■ **WHAT YOU SHOULD DO**
Reply with one number: how many lines contain the word "visible".

┌─ DATA FOR THIS EXERCISE

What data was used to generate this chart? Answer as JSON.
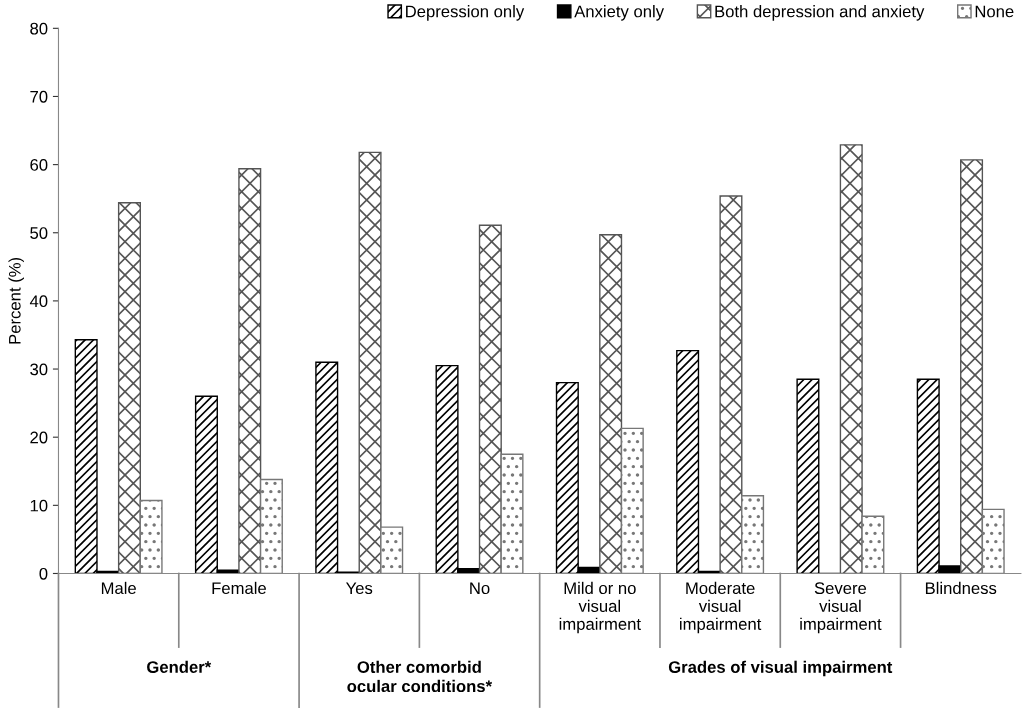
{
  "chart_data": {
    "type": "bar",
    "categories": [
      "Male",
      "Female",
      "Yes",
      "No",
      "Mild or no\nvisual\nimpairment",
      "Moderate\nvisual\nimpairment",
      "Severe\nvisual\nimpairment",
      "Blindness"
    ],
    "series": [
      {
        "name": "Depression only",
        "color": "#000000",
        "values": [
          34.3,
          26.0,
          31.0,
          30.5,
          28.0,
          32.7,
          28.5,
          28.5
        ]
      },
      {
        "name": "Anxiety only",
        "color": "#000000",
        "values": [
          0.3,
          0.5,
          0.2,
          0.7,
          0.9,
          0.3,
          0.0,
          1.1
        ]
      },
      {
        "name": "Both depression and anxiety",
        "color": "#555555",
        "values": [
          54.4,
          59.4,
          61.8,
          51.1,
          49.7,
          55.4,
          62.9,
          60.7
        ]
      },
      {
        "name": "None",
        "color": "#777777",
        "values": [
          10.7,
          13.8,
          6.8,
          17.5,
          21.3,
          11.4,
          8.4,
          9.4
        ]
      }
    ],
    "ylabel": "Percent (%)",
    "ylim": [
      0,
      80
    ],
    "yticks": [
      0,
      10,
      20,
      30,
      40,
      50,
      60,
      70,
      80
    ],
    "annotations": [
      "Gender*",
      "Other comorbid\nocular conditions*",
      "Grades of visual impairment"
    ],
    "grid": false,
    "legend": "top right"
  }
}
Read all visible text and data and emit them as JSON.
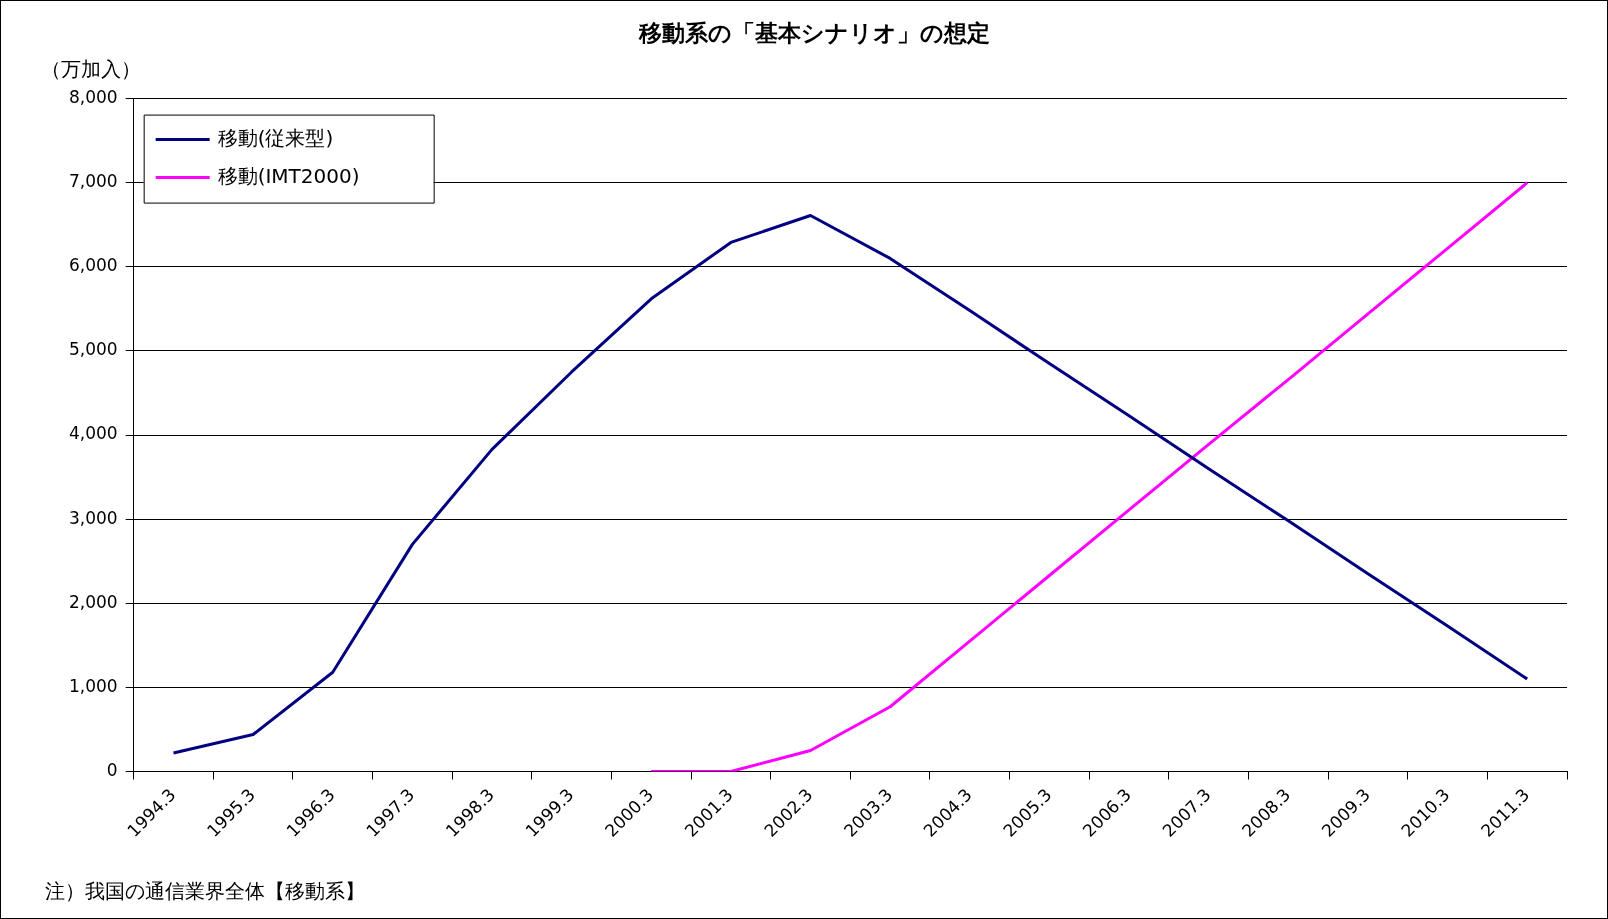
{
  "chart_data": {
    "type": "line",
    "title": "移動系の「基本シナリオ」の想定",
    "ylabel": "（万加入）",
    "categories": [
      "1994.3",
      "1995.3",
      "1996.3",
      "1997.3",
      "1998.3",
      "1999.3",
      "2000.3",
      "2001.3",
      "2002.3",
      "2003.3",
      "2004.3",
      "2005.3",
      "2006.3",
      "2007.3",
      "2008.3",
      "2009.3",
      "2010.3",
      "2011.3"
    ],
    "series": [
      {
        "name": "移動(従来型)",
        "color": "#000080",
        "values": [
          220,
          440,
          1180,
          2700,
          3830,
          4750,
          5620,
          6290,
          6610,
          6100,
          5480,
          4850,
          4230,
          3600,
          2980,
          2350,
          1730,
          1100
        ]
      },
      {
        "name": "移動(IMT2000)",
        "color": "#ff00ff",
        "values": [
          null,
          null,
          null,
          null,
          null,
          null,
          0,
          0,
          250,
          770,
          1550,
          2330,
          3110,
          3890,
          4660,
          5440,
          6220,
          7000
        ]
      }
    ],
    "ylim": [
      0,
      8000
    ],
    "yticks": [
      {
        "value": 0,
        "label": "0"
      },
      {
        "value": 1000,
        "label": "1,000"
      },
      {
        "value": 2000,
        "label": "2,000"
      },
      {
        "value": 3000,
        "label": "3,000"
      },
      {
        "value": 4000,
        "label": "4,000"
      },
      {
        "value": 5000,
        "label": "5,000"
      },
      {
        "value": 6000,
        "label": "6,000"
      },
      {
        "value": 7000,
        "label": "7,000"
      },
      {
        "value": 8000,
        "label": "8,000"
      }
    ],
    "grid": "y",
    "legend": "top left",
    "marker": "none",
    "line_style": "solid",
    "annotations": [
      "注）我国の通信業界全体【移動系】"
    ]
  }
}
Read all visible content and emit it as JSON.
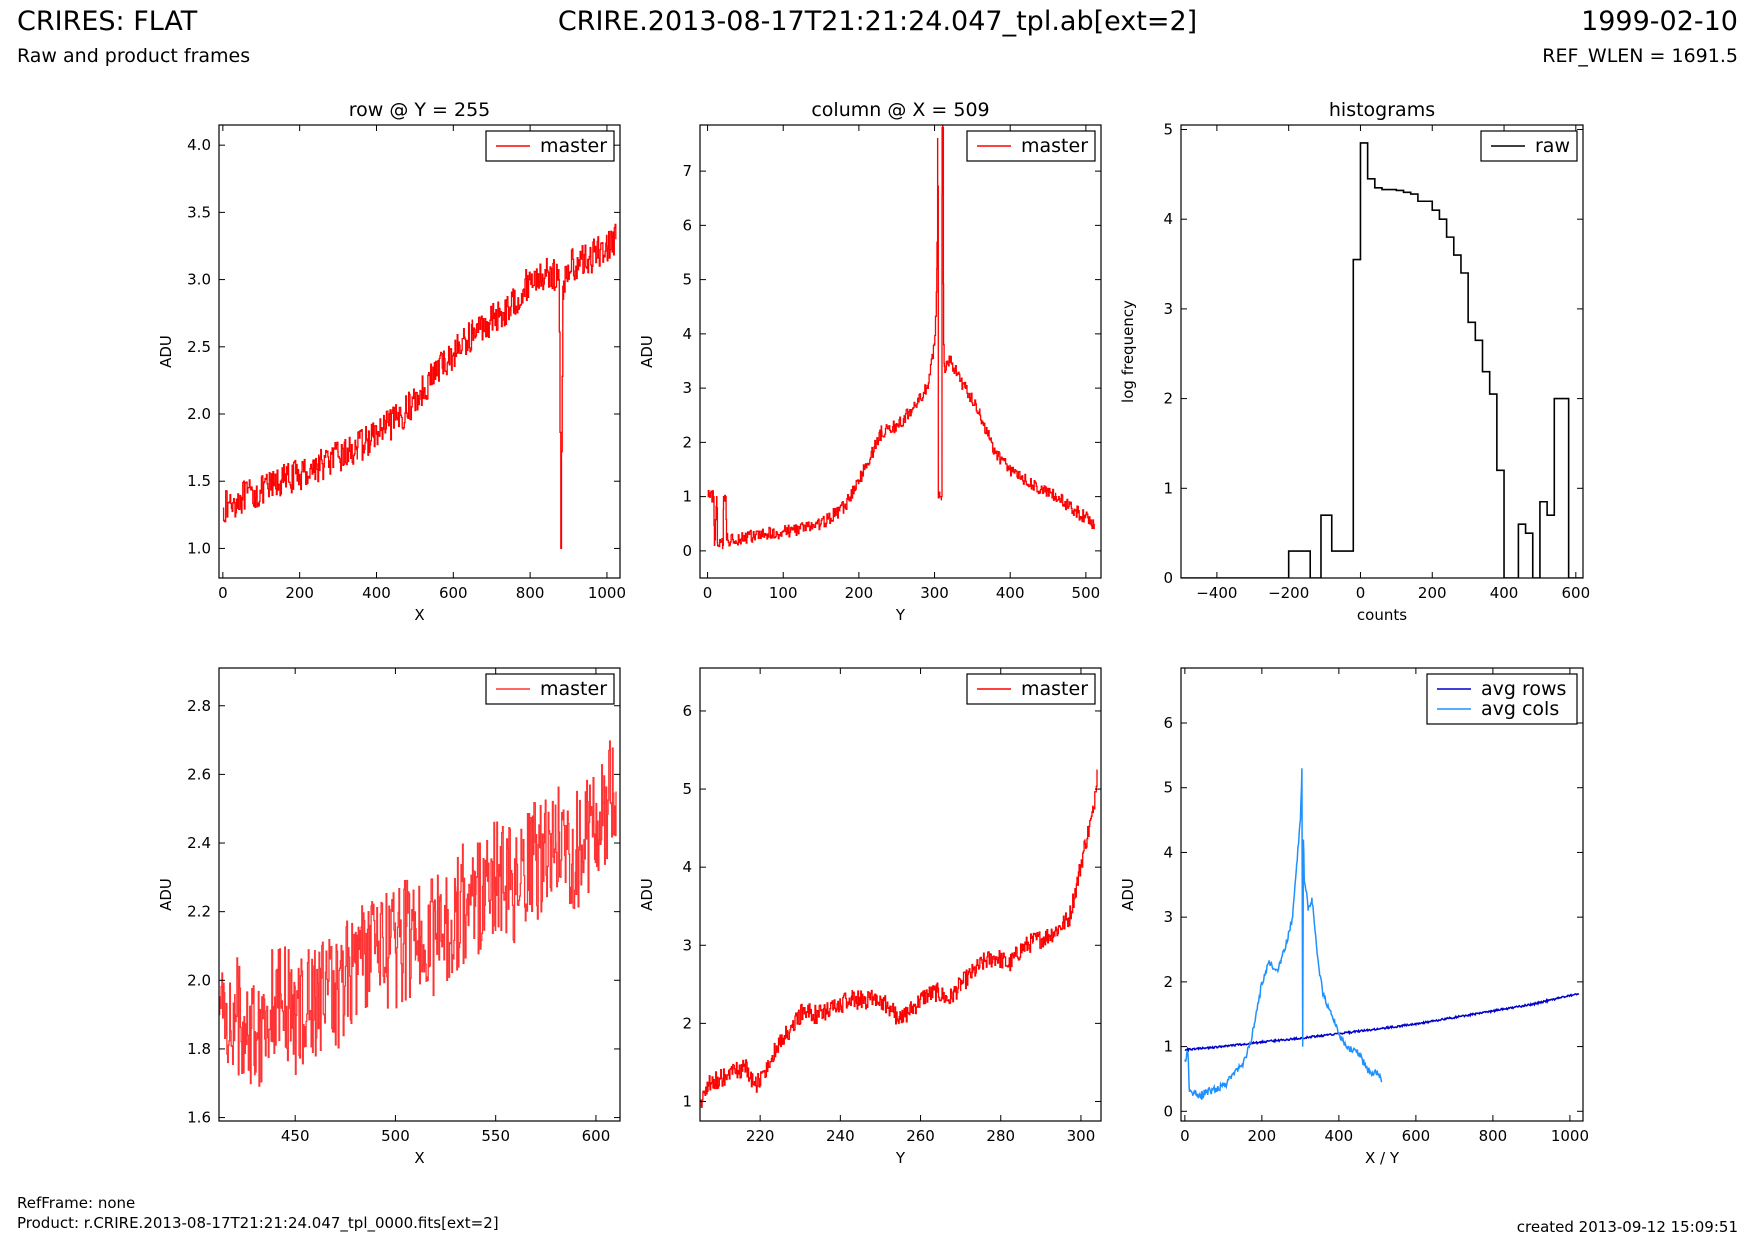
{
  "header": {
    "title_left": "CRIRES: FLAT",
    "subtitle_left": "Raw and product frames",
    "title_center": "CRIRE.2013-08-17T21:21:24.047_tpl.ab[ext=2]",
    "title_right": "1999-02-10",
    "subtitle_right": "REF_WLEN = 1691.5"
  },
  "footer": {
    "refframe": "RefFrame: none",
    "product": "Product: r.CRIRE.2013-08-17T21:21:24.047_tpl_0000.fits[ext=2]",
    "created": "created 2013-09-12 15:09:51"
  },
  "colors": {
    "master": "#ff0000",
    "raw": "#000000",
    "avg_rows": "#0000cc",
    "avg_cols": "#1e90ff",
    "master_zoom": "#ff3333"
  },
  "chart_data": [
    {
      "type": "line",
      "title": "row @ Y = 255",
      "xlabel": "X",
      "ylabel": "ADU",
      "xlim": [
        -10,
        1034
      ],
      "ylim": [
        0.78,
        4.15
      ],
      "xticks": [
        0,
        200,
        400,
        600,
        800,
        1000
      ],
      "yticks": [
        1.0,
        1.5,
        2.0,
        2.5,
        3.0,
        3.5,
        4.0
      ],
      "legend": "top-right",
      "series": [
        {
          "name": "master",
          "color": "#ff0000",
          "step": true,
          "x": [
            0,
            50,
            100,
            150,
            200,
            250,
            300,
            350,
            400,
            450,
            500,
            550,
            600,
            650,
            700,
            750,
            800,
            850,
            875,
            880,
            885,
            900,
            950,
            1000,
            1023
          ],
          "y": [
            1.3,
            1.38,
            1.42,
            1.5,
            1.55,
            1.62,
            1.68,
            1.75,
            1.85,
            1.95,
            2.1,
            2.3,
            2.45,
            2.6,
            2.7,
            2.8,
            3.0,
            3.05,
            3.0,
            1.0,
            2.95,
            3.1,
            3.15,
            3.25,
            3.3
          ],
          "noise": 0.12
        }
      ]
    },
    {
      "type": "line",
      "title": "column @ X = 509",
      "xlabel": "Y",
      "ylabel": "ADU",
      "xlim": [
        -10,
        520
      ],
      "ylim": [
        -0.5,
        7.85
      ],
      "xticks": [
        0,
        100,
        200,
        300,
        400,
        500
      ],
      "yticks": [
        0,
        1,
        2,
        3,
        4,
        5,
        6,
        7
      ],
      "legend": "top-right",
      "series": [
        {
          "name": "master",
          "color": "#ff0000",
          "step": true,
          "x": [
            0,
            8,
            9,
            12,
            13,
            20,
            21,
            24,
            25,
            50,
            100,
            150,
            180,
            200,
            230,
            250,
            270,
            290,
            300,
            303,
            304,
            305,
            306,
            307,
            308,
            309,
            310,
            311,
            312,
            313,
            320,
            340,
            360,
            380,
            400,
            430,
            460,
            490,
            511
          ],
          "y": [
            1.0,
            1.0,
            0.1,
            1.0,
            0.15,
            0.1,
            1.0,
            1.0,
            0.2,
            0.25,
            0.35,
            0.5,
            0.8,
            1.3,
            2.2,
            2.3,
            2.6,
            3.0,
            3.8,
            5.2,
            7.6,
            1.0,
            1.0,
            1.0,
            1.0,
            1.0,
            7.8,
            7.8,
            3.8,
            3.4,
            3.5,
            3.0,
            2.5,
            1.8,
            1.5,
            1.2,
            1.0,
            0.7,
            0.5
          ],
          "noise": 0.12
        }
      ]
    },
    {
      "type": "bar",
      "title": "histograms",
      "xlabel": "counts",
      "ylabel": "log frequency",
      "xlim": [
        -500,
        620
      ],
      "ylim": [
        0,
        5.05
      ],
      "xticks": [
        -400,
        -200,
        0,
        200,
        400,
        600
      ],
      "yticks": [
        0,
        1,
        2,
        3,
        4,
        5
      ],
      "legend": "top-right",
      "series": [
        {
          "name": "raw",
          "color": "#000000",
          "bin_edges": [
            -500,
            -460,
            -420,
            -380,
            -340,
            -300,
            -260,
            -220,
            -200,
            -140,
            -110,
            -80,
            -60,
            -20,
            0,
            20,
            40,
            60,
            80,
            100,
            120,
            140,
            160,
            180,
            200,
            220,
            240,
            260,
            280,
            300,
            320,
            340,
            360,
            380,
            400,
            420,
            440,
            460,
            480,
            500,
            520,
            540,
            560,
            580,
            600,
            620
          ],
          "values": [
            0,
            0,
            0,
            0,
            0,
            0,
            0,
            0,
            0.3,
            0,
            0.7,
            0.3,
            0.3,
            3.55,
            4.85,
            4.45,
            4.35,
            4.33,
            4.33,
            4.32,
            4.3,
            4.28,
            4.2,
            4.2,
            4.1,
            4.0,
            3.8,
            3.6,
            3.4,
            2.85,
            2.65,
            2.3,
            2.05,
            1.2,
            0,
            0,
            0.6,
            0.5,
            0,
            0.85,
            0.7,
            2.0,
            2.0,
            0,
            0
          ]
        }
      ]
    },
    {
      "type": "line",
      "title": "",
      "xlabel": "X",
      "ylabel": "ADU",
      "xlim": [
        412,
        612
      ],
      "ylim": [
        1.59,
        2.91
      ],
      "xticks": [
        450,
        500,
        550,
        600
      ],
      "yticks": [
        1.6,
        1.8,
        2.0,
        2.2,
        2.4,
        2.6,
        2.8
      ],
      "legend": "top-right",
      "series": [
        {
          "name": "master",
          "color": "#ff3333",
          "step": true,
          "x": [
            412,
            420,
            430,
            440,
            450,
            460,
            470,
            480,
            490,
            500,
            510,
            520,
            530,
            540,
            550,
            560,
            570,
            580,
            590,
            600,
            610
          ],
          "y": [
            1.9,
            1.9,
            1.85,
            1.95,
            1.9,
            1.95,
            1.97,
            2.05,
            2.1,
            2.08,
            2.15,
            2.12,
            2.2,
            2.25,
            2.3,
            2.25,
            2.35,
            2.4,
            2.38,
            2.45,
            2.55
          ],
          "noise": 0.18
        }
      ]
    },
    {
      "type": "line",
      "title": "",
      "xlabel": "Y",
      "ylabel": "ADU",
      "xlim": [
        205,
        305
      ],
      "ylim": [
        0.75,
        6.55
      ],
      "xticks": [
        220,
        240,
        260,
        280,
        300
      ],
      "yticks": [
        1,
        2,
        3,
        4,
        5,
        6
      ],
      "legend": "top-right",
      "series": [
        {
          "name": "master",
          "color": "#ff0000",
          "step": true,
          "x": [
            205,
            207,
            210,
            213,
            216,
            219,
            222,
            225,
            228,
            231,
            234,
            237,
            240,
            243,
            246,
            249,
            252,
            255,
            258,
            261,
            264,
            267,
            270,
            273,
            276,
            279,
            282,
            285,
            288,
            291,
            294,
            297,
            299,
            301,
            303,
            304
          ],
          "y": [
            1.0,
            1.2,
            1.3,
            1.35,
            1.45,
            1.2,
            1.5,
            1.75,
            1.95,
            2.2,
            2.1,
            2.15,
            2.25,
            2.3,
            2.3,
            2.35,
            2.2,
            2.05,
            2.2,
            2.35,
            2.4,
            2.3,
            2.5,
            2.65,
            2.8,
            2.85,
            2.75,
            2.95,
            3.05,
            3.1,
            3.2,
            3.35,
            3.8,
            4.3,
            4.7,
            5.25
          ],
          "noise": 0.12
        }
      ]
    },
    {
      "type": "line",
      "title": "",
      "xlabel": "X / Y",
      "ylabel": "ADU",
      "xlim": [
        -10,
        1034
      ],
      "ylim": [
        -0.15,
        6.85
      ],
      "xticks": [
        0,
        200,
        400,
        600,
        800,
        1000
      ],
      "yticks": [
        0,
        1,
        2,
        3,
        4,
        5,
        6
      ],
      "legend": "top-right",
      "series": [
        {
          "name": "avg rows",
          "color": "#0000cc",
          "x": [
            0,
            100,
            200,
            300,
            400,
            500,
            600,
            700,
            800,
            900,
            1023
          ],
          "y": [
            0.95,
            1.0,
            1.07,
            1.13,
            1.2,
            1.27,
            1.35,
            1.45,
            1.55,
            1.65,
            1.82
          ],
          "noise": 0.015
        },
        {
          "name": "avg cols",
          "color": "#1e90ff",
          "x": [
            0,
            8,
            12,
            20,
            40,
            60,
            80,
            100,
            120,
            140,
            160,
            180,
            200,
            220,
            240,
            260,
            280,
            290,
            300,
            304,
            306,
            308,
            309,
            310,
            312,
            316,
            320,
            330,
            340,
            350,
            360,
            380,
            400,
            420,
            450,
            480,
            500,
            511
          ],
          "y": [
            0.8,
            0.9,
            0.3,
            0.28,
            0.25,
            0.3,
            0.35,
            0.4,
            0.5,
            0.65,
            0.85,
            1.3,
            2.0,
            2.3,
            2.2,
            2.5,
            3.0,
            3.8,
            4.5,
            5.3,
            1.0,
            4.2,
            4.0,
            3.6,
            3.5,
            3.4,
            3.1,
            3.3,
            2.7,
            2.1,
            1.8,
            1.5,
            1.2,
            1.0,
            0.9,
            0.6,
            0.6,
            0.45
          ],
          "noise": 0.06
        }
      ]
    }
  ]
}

└─

■ **EXERCISE OUTPUT**
2